> **Text block**:
T47D cells at 2×106 cells/well were seeded in 60-mm tissue culture dish and treated with 0, 15 and 30 μM α-mangostin for 24 h. For DNA fragmentation assay, low molecular weight DNA was isolated (47). Briefly, T47D cells treated with α-mangostin were collected, washed and resuspended in TE (10 mM Tris-HCl, pH 8.0 and 1 mM EDTA) buffer. Then lysis buffer (5 mM Tris-HCl, pH 8.0 and 20 mM EDTA and 0.5% (v/v) Triton X-100) was added, resuspended and kept at −20°C overnight. The mixture was centrifuged at 14,000 × g for 15 min. The supernatant was then collected and extracted with phenol:chloroform:isoamyl alcohol (25:24:1) followed by butanol and precipitated with absolute ethanol. The pellet was dried and dissolved in TE buffer, incubated with 100 μg/ml DNase free RNase A for 2 h at 37°C and incubated with 200 μg/ml proteinase K (Vivantis Inc., Oceanside, CA, USA) at 60°C. The sample DNA was analyzed using 1.8% agarose gel (Vivantis) and visualized by ethidium bromide staining.

Cell cycle analysis

T47D cells were seeded at 6×105 cells/well in a 6-well plate then treated with 0, 15 and 30 μM α-mangostin for 12 h, washed with ice cold PBS, fixed with 70% ethanol and stored at −20°C then resuspended in DNA staining solution (50 μg/ml propidium iodide, 200 μg/ml DNase free RNase A, 0.1% Triton X-100, 0.1% sodium citrate). Cells were washed and incubated at 4°C overnight in the dark and analyzed for DNA content on a BD Accuri C6 flow cytometer (Accuri Cytometers, Inc., Ann Arbor, MI, USA) at 488 nm excitation. The forward scatter and red fluorescence above 600 nm were measured.

Measurement of mitochondrial membrane potential (ΔΨm)

The changes in mitochondrial membrane potential (ΔΨm) were determined using JC-1, a lipophilic fluorescent cation that incorporates into the mitochondrial membrane. Intact living cells stained with JC-1 exhibits pronounced red fluorescence, whereas break-down of the mitochondrial membrane potential in apoptotic cells shows decreased red fluorescence and reveals green fluorescence. Cells were treated with 30 μM α-mangostin and the control cells were treated with 0.03% DMSO, and then were stained with 10 μg/ml JC-1.

Detection of cytochrome c release

Upon treatment of T47D cells in the absence or presence of 30 μM α-mangostin, cells were resuspended in S-100 lysis buffer (20 mM HEPES, pH 7.5, 10 mM KCl, 1.5 mM MgCl2, 1 mM EGTA, 1 mM EDTA and 250 mM sucrose) and homogenized for 30–40 strokes. Cell were centrifuged at 500 × g for 5 min at 4°C (to eliminate nuclei and unbroken cells). The supernatant was taken to a new tube, then centrifuged at 10,000 × g for 30 min at 4°C. Pellet contained mitochondria and supernatant contained cytosolic fraction. The protein was separated by 12% sodium dodecyl sulphate polyacrylamide gel electrophoresis (SDS-PAGE), transferred onto polyvinylidene fluoride (PVDF) membranes (GE Healthcare, Buckinghamshire, UK) and subjected to immunodetection of cytochrome c using a rabbit polyclonal antibody against human cytochrome c (Cell Signaling Technology, Beverly, MA, USA). The peroxidase activity of bound secondary antibodies on the blots was detected by enhanced chemiluminescence reagent (ECL; GE Healthcare) and detected under chemiluminescent imaging system (GeneGnome gel documentation; Synoptics Ltd., Cambridge, UK).

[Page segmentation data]
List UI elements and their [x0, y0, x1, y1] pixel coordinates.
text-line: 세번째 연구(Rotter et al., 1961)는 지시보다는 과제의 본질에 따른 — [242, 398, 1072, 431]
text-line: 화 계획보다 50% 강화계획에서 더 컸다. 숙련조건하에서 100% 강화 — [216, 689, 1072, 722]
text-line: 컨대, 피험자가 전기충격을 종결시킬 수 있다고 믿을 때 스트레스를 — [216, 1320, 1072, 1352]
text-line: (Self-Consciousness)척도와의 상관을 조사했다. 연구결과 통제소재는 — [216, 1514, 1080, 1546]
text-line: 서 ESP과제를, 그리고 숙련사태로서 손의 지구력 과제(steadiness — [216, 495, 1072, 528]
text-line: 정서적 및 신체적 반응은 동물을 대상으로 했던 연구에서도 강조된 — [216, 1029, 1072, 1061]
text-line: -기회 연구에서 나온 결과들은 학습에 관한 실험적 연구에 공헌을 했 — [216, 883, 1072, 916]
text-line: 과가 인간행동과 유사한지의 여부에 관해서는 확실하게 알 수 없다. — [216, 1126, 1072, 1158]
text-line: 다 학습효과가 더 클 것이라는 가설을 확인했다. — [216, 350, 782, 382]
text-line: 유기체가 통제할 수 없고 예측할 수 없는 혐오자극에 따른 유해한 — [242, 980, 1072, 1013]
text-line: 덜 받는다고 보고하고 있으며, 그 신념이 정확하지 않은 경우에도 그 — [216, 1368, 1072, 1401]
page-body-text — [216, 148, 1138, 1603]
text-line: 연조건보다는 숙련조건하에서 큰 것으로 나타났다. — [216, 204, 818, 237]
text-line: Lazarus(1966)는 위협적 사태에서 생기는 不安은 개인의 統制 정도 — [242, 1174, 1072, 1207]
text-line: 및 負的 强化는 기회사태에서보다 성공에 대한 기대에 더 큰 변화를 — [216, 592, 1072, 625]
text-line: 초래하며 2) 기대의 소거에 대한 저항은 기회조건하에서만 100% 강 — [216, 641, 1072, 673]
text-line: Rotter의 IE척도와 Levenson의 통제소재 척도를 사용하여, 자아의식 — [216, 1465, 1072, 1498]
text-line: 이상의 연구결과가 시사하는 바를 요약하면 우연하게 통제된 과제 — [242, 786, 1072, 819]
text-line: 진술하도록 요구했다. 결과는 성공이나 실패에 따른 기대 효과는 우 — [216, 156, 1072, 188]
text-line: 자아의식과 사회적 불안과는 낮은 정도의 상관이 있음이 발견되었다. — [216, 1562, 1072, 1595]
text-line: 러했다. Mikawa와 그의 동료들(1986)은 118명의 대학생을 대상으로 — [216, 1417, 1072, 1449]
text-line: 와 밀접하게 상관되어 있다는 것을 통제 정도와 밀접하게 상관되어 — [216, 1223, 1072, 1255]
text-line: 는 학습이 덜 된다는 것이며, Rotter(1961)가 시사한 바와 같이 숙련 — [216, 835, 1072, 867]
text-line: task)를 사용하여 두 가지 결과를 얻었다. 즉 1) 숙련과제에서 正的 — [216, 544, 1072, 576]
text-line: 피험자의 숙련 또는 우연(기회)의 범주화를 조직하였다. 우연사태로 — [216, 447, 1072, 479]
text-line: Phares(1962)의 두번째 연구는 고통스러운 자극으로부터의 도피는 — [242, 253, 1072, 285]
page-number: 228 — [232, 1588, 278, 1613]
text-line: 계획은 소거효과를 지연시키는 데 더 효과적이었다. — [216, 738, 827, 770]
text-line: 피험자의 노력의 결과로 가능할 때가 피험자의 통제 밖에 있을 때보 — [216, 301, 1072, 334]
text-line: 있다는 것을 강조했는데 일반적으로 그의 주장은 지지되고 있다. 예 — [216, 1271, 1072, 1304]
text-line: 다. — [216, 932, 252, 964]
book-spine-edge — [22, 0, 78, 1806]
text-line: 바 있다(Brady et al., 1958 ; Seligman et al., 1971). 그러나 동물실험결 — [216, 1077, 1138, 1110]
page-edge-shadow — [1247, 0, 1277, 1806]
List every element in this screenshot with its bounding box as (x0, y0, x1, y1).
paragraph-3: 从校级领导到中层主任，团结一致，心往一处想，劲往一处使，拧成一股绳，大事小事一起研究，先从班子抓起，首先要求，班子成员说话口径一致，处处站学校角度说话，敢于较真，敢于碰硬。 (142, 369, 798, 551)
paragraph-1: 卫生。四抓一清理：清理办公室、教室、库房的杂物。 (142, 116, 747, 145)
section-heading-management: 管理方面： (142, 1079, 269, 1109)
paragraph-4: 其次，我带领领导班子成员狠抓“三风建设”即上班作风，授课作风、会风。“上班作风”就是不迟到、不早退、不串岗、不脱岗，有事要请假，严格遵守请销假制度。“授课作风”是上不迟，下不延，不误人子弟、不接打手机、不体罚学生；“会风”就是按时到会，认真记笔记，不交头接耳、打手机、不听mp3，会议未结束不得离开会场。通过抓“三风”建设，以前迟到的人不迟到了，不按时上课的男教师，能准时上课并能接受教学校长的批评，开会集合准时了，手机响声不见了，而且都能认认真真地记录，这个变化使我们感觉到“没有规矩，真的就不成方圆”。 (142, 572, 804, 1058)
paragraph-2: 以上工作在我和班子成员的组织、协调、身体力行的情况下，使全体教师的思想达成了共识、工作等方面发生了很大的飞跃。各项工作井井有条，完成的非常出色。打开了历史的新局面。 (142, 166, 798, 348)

> **What to produce**: Carry on the methods text on α-mangostin-treated T47D cells, picking up after its final sentence. The items have no connection to the methods text on α-mangostin and T47D cells.

> **Written answer**:
Western blot analysis

T47D cells were seeded at 6×105 cells/well in a 35-mm culture dish, exposed with 30 μM α-mangostin and harvested at designated time-points. Cells were lysed with RIPA (radioimmunoprecipitation assay) buffer (50 mM Tris-HCl, pH 7.5, 5 mM EDTA, 250 mM NaCl, 0.5% Triton X-100) supplemented with complete mini-protease inhibitor cocktail (Roche Diagnostics GmbH, Mannheim, Germany). The protein content was determined using Bio-Rad protein assay kit (Bio-Rad Laboratories, Hercules, CA, USA), separated by 10–12% SDS-PAGE and transferred onto PVDF membrane using a Mini Trans-Blot Cell® (Bio-Rad Laboratories). The blots were incubated overnight at 4°C with appropriate primary antibodies (Cell Signaling Technology). The membranes were washed and incubated with appropriate secondary antibodies conjugated with horseradish peroxidase (Cell Signaling Technology) for 1 h at room temperature. Immunoreactive protein bands were detected by chemiluminescence using ECL.

Statistical analysis

All data presented were obtained from at least three independent experiments and are presented as mean ± standard deviation (SD). Statistical significance was assessed by one-way analysis of variance (ANOVA). Statistical analysis was performed using the SPSS statistical software package (version 11.5) as well as GraphPad Prism 3.03 (GraphPad Software, Inc., San Diego, CA, USA). The protein band intensity was quantified by ImageJ densitometer. Asterisks in the figures indicate that the experimental values are significantly different from those of the control (*P<0.05, **P<0.01).

Results

α-Mangostin decreases cell viability in T47D human breast cancer cells

The effect of α-mangostin on cell viability in T47D cells treated with α-mangostin at various concentrations and times was determined and the results showed that the IC50 value was 7.5±0.5 μM at 24 h (Fig. 1A), and cell viability was dose- and time-dependent comparing to the control cells.

α-Mangostin inhibits colony formation and proliferation of breast cancer cells

The results indicated that α-mangostin inhibited colony formation in T47D cells in a time- and dose-dependent manner (Fig. 1B). T47D cells treated with 30 μM α-mangostin for 6 h grew slightly, but less than at 15 μM α-mangostin. The quantitative data of colony formation assay were calculated and compared with untreated control cells in three independent experiments (Fig. 1C and D).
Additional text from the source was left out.